◆ **WORK REQUIRED**: Write out every line below that includes the word "하나님의".

[Begin RECORDS PROVIDED]

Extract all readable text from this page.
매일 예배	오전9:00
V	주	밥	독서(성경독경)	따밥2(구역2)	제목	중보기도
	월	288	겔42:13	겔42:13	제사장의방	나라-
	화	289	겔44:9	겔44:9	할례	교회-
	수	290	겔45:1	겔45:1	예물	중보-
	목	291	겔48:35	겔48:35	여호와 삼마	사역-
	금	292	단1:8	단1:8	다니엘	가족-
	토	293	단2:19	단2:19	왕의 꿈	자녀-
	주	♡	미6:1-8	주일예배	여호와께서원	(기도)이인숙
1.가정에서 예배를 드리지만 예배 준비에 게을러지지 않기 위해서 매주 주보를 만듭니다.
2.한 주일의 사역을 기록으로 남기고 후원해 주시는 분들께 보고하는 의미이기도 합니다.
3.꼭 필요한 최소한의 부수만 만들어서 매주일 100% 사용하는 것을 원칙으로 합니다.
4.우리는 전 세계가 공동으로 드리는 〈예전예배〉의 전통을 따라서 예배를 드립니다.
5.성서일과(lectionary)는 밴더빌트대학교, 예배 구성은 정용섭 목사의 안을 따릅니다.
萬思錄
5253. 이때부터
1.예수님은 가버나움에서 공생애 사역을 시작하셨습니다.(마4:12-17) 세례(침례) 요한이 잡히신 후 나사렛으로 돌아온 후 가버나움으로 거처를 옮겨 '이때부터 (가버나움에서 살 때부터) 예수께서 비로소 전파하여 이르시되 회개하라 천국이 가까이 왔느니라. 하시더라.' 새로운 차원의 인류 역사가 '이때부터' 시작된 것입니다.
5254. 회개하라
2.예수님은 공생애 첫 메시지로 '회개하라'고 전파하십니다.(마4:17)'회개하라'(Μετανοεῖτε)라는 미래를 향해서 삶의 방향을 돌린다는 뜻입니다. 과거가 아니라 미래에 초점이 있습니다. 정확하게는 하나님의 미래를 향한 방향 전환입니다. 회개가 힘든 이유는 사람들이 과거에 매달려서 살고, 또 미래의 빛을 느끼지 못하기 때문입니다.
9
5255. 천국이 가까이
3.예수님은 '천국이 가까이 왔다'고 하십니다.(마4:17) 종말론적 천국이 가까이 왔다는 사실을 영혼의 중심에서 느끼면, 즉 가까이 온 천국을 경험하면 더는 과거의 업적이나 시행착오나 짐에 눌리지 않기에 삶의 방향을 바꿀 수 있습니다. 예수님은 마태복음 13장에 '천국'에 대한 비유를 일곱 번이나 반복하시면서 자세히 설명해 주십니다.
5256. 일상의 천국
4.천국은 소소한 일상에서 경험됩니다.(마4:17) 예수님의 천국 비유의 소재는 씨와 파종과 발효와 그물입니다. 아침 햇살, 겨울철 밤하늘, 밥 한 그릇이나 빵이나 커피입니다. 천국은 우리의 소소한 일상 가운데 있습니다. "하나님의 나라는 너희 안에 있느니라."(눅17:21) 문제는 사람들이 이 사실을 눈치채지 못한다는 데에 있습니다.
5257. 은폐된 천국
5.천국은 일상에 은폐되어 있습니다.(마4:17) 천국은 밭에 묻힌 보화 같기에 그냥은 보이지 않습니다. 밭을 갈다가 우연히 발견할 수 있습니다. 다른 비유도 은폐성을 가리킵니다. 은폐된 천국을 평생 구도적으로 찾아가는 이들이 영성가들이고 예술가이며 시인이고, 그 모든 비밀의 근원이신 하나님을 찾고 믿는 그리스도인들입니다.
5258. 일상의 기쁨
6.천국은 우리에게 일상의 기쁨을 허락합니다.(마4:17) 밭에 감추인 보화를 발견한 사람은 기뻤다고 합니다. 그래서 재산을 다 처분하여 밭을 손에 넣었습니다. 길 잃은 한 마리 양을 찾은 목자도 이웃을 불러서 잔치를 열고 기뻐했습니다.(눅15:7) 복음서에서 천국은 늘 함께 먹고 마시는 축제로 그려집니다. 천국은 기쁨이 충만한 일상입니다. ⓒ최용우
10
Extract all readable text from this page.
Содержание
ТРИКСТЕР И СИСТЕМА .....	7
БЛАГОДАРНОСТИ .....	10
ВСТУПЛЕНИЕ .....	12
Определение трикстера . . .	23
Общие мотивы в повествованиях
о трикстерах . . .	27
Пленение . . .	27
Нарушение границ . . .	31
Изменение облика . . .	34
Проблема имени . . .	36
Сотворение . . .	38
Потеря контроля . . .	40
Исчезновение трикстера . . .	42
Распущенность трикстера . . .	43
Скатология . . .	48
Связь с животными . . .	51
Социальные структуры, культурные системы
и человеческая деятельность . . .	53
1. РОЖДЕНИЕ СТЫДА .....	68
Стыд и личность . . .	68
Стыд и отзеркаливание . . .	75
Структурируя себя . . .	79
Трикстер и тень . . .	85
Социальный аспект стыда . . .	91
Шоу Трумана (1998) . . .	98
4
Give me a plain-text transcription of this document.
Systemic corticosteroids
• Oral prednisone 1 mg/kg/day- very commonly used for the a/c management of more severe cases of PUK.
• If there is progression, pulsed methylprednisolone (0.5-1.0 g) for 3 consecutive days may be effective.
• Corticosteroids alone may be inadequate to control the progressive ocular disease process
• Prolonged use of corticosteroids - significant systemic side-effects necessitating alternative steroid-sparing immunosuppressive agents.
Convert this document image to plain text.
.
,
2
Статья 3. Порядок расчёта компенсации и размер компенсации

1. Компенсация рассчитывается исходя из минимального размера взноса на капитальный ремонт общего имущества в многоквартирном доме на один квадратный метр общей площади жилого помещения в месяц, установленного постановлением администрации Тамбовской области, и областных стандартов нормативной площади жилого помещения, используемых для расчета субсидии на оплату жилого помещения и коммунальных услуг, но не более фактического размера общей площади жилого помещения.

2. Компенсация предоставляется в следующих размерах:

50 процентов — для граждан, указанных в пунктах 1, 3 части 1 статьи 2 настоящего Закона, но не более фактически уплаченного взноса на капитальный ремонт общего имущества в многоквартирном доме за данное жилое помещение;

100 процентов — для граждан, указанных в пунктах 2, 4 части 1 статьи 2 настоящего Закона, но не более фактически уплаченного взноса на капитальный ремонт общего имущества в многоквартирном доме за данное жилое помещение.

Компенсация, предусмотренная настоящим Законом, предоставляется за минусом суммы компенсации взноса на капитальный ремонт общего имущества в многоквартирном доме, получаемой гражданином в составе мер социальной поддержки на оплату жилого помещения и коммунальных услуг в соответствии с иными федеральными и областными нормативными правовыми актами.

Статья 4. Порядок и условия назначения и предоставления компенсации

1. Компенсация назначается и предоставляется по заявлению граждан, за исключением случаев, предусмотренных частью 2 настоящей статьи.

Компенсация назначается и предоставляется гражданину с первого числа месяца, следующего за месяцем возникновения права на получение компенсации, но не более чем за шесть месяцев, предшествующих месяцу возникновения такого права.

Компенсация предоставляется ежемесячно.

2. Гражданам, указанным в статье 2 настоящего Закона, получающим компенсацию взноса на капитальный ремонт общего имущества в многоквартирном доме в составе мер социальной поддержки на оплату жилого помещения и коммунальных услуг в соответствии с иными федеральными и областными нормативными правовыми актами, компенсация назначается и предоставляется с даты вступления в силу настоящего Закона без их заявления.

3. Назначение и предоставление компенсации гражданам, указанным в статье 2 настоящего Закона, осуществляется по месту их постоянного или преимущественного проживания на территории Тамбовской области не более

[End RECORDS PROVIDED]

◆ **SOLUTION FOR THIS TASK**:
2.예수님은 공생애 첫 메시지로 '회개하라'고 전파하십니다.(마4:17)'회개하라'(Μετανοεῖτε)라는 미래를 향해서 삶의 방향을 돌린다는 뜻입니다. 과거가 아니라 미래에 초점이 있습니다. 정확하게는 하나님의 미래를 향한 방향 전환입니다. 회개가 힘든 이유는 사람들이 과거에 매달려서 살고, 또 미래의 빛을 느끼지 못하기 때문입니다.
4.천국은 소소한 일상에서 경험됩니다.(마4:17) 예수님의 천국 비유의 소재는 씨와 파종과 발효와 그물입니다. 아침 햇살, 겨울철 밤하늘, 밥 한 그릇이나 빵이나 커피입니다. 천국은 우리의 소소한 일상 가운데 있습니다. "하나님의 나라는 너희 안에 있느니라."(눅17:21) 문제는 사람들이 이 사실을 눈치채지 못한다는 데에 있습니다.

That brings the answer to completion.